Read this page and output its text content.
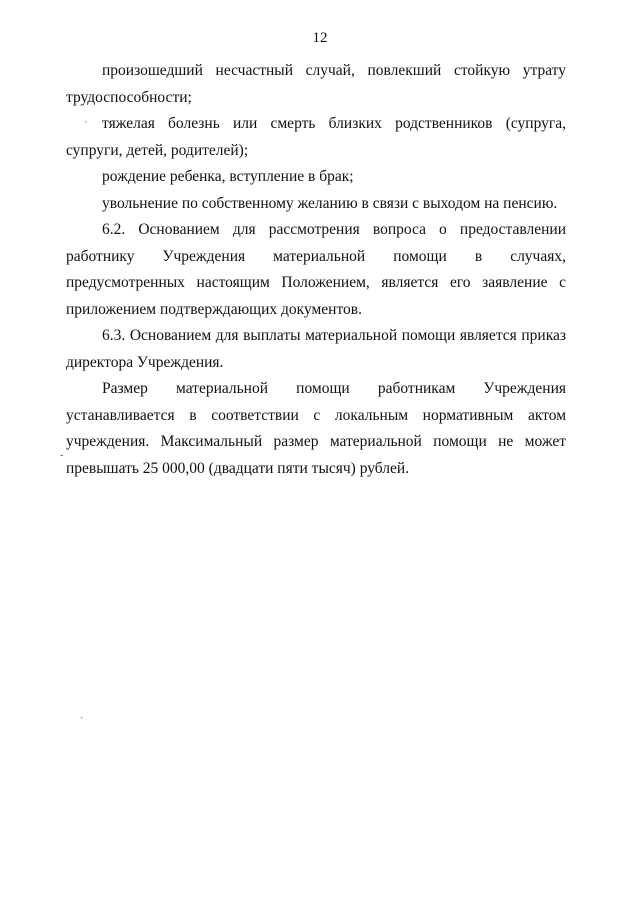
12
произошедший несчастный случай, повлекший стойкую утрату
трудоспособности;
тяжелая болезнь или смерть близких родственников (супруга,
супруги, детей, родителей);
рождение ребенка, вступление в брак;
увольнение по собственному желанию в связи с выходом на пенсию.
6.2. Основанием для рассмотрения вопроса о предоставлении
работнику Учреждения материальной помощи в случаях,
предусмотренных настоящим Положением, является его заявление с
приложением подтверждающих документов.
6.3. Основанием для выплаты материальной помощи является приказ
директора Учреждения.
Размер материальной помощи работникам Учреждения
устанавливается в соответствии с локальным нормативным актом
учреждения. Максимальный размер материальной помощи не может
превышать 25 000,00 (двадцати пяти тысяч) рублей.
ˎ
-
ˎ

### SHORT PROBLEM:
Copy the whole of the material above exactly, but not its images.

### RESPONSE TO THIS TASK:
Read this page and output its text content.
12
произошедший несчастный случай, повлекший стойкую утрату
трудоспособности;
тяжелая болезнь или смерть близких родственников (супруга,
супруги, детей, родителей);
рождение ребенка, вступление в брак;
увольнение по собственному желанию в связи с выходом на пенсию.
6.2. Основанием для рассмотрения вопроса о предоставлении
работнику Учреждения материальной помощи в случаях,
предусмотренных настоящим Положением, является его заявление с
приложением подтверждающих документов.
6.3. Основанием для выплаты материальной помощи является приказ
директора Учреждения.
Размер материальной помощи работникам Учреждения
устанавливается в соответствии с локальным нормативным актом
учреждения. Максимальный размер материальной помощи не может
превышать 25 000,00 (двадцати пяти тысяч) рублей.
ˎ
-
ˎ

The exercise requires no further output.